[Dataset items]
# # # #

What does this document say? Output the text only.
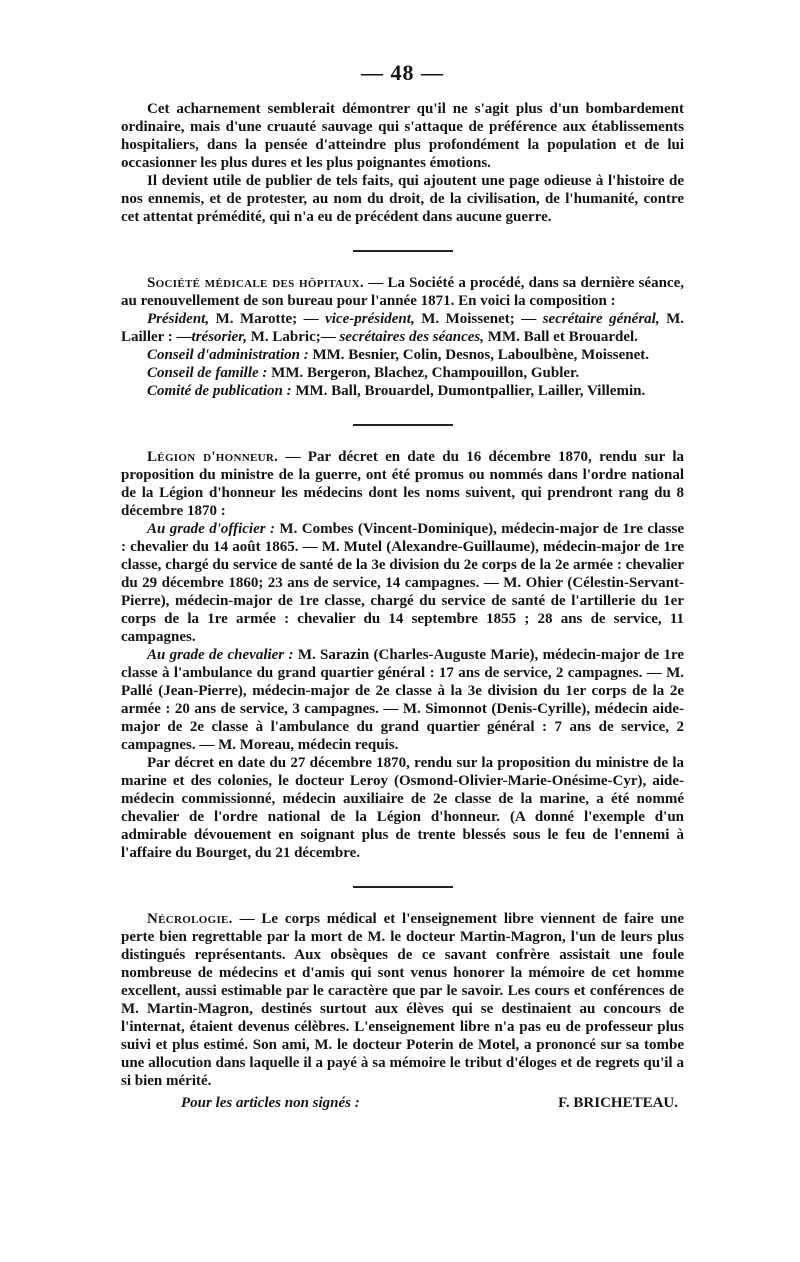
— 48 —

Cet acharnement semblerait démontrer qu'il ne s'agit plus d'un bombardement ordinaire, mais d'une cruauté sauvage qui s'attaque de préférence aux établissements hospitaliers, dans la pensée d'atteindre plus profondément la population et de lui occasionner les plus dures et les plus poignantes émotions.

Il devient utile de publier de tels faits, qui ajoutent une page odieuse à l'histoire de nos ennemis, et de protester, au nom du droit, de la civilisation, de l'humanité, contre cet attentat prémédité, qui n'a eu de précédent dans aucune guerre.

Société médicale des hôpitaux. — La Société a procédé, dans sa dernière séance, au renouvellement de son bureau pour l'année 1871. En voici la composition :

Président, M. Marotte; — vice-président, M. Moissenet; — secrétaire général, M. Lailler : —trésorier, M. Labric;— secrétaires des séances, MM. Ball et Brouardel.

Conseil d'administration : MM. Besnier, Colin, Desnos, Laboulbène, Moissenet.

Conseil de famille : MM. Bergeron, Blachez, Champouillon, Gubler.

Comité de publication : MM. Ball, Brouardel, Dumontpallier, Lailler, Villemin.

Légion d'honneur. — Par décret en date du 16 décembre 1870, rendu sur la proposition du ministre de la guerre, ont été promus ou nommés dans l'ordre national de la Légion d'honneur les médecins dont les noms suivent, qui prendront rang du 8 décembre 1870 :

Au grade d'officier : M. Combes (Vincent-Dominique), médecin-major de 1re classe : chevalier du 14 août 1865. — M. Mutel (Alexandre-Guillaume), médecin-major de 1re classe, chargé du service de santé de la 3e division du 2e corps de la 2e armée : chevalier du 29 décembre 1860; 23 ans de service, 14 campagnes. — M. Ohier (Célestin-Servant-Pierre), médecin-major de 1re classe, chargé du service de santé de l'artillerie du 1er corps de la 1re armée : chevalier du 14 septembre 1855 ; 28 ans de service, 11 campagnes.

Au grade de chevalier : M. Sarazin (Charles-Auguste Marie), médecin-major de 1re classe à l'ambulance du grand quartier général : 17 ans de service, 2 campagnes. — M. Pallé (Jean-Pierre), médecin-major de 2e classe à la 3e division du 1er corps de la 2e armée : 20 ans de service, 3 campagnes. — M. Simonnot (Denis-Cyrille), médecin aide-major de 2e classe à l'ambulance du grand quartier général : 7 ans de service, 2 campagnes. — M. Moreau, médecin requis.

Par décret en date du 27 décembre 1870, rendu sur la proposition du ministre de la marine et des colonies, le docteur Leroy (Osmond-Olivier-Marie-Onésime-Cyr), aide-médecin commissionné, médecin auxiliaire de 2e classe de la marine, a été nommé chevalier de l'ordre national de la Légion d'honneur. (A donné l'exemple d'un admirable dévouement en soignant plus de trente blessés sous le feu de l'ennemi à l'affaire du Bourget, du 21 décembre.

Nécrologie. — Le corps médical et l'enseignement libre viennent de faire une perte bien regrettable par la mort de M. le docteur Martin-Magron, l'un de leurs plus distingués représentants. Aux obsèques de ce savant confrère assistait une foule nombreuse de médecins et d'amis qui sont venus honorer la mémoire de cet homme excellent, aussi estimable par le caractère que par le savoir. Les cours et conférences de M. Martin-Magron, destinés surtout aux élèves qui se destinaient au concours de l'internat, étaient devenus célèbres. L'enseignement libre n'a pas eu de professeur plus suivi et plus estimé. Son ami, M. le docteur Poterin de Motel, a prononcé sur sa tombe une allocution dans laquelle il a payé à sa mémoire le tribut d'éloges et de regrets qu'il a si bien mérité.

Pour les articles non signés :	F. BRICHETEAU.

# # # #

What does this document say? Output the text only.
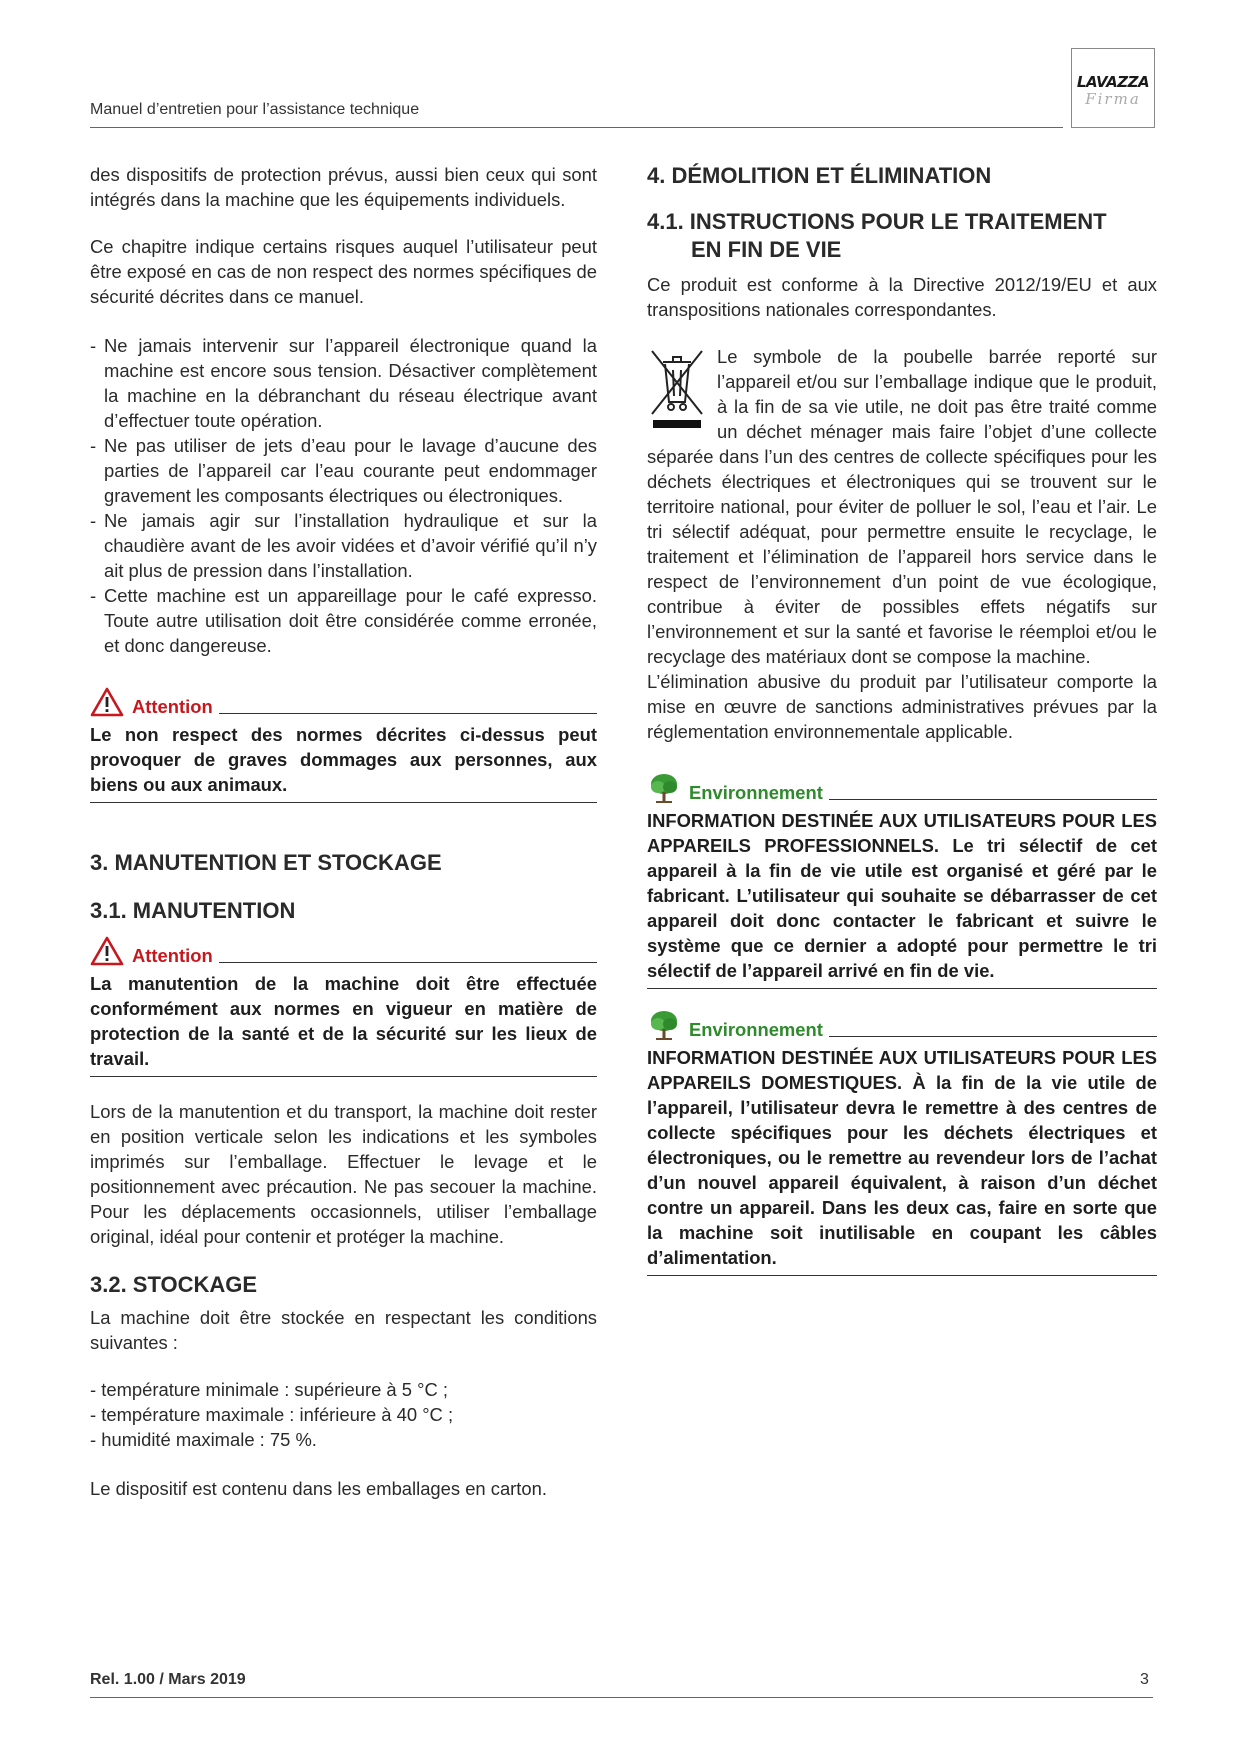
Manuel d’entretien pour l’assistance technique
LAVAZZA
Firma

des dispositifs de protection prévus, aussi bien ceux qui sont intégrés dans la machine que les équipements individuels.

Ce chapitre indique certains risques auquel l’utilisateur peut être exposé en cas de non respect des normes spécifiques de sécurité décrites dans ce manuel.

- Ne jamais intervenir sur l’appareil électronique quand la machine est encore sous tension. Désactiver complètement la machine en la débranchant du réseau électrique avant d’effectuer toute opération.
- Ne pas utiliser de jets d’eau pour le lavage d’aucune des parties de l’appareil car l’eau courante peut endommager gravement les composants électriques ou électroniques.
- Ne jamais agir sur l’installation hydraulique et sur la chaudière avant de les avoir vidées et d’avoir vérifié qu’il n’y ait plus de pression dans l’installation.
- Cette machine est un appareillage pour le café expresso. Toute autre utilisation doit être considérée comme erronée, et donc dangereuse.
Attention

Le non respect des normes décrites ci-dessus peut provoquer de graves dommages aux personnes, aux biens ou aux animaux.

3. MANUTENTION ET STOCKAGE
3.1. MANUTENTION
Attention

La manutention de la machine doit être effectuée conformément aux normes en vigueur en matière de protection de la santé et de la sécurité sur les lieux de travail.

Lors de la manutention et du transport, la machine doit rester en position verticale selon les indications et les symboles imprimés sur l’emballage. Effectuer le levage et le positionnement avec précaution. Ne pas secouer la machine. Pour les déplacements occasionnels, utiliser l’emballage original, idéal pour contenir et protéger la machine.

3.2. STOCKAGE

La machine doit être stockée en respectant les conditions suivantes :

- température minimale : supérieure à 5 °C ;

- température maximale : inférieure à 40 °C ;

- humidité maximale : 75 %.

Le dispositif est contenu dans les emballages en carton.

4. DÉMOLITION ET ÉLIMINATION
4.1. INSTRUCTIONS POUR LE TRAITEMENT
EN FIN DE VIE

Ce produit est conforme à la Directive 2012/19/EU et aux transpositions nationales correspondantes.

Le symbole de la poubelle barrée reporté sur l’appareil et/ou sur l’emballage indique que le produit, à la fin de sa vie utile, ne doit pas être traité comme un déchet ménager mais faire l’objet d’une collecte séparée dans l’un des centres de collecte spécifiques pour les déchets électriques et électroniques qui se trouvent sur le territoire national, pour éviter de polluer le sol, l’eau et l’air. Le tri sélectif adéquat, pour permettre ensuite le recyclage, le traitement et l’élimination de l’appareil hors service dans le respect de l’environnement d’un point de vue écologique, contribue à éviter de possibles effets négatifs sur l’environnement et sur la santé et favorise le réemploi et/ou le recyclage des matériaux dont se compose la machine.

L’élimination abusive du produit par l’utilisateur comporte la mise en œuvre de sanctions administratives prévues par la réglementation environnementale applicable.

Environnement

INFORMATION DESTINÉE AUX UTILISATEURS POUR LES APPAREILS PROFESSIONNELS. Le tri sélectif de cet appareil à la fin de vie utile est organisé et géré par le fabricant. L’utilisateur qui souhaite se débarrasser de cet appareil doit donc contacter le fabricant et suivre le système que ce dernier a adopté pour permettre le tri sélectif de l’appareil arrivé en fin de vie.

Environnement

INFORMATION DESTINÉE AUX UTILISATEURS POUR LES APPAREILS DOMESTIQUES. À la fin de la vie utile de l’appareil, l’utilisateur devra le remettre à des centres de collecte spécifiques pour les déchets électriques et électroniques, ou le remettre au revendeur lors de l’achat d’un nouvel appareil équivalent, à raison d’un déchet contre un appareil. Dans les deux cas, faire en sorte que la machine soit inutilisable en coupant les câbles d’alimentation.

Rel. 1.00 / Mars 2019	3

# # # #

Exercise | Report all lines of the data that include the word "comme".

Solved problem |
- Cette machine est un appareillage pour le café expresso. Toute autre utilisation doit être considérée comme erronée, et donc dangereuse.
Le symbole de la poubelle barrée reporté sur l’appareil et/ou sur l’emballage indique que le produit, à la fin de sa vie utile, ne doit pas être traité comme un déchet ménager mais faire l’objet d’une collecte séparée dans l’un des centres de collecte spécifiques pour les déchets électriques et électroniques qui se trouvent sur le territoire national, pour éviter de polluer le sol, l’eau et l’air. Le tri sélectif adéquat, pour permettre ensuite le recyclage, le traitement et l’élimination de l’appareil hors service dans le respect de l’environnement d’un point de vue écologique, contribue à éviter de possibles effets négatifs sur l’environnement et sur la santé et favorise le réemploi et/ou le recyclage des matériaux dont se compose la machine.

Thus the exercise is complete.